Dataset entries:

______________________________

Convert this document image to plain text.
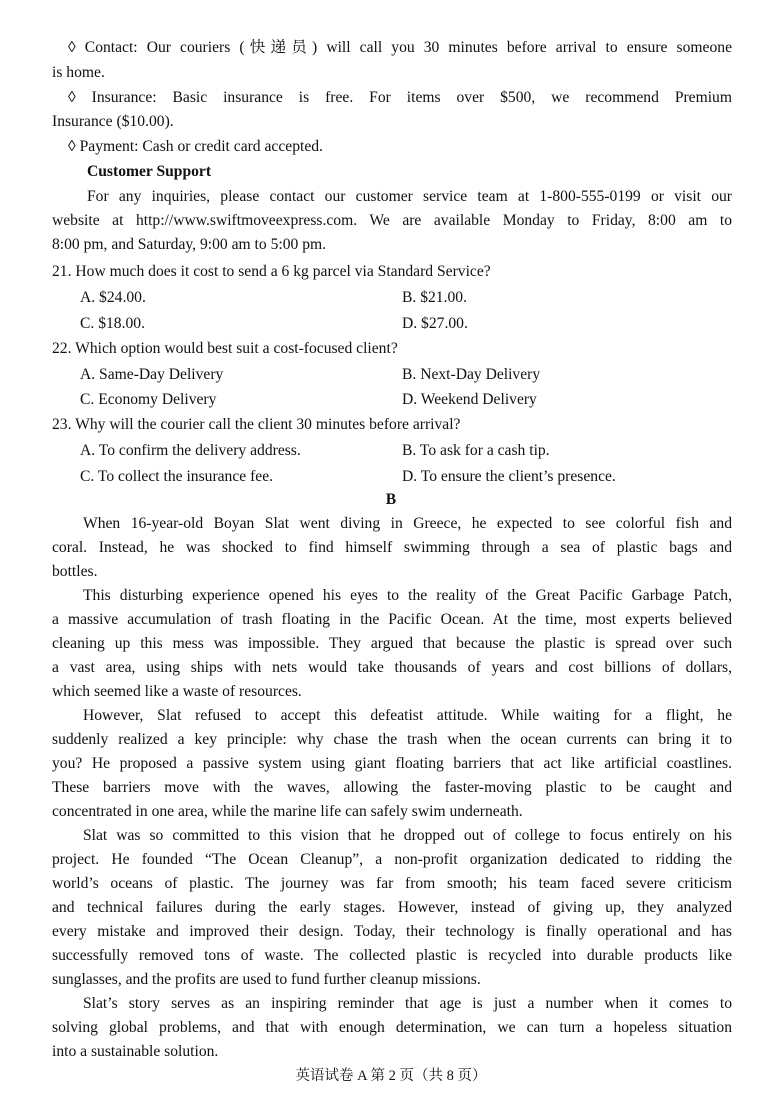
◊ Contact: Our couriers (快递员) will call you 30 minutes before arrival to ensure someone
is home.
◊ Insurance: Basic insurance is free. For items over $500, we recommend Premium
Insurance ($10.00).
◊ Payment: Cash or credit card accepted.
Customer Support
For any inquiries, please contact our customer service team at 1-800-555-0199 or visit our
website at http://www.swiftmoveexpress.com. We are available Monday to Friday, 8:00 am to
8:00 pm, and Saturday, 9:00 am to 5:00 pm.
21. How much does it cost to send a 6 kg parcel via Standard Service?
A. $24.00.	B. $21.00.
C. $18.00.	D. $27.00.
22. Which option would best suit a cost-focused client?
A. Same-Day Delivery	B. Next-Day Delivery
C. Economy Delivery	D. Weekend Delivery
23. Why will the courier call the client 30 minutes before arrival?
A. To confirm the delivery address.	B. To ask for a cash tip.
C. To collect the insurance fee.	D. To ensure the client’s presence.
B
When 16-year-old Boyan Slat went diving in Greece, he expected to see colorful fish and
coral. Instead, he was shocked to find himself swimming through a sea of plastic bags and
bottles.
This disturbing experience opened his eyes to the reality of the Great Pacific Garbage Patch,
a massive accumulation of trash floating in the Pacific Ocean. At the time, most experts believed
cleaning up this mess was impossible. They argued that because the plastic is spread over such
a vast area, using ships with nets would take thousands of years and cost billions of dollars,
which seemed like a waste of resources.
However, Slat refused to accept this defeatist attitude. While waiting for a flight, he
suddenly realized a key principle: why chase the trash when the ocean currents can bring it to
you? He proposed a passive system using giant floating barriers that act like artificial coastlines.
These barriers move with the waves, allowing the faster-moving plastic to be caught and
concentrated in one area, while the marine life can safely swim underneath.
Slat was so committed to this vision that he dropped out of college to focus entirely on his
project. He founded “The Ocean Cleanup”, a non-profit organization dedicated to ridding the
world’s oceans of plastic. The journey was far from smooth; his team faced severe criticism
and technical failures during the early stages. However, instead of giving up, they analyzed
every mistake and improved their design. Today, their technology is finally operational and has
successfully removed tons of waste. The collected plastic is recycled into durable products like
sunglasses, and the profits are used to fund further cleanup missions.
Slat’s story serves as an inspiring reminder that age is just a number when it comes to
solving global problems, and that with enough determination, we can turn a hopeless situation
into a sustainable solution.
英语试卷 A 第 2 页（共 8 页）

______________________________

PROBLEM DESCRIPTION: Scan the material above. Copy each line where "barriers" occurs.

EXPECTED OUTPUT:
you? He proposed a passive system using giant floating barriers that act like artificial coastlines.
These barriers move with the waves, allowing the faster-moving plastic to be caught and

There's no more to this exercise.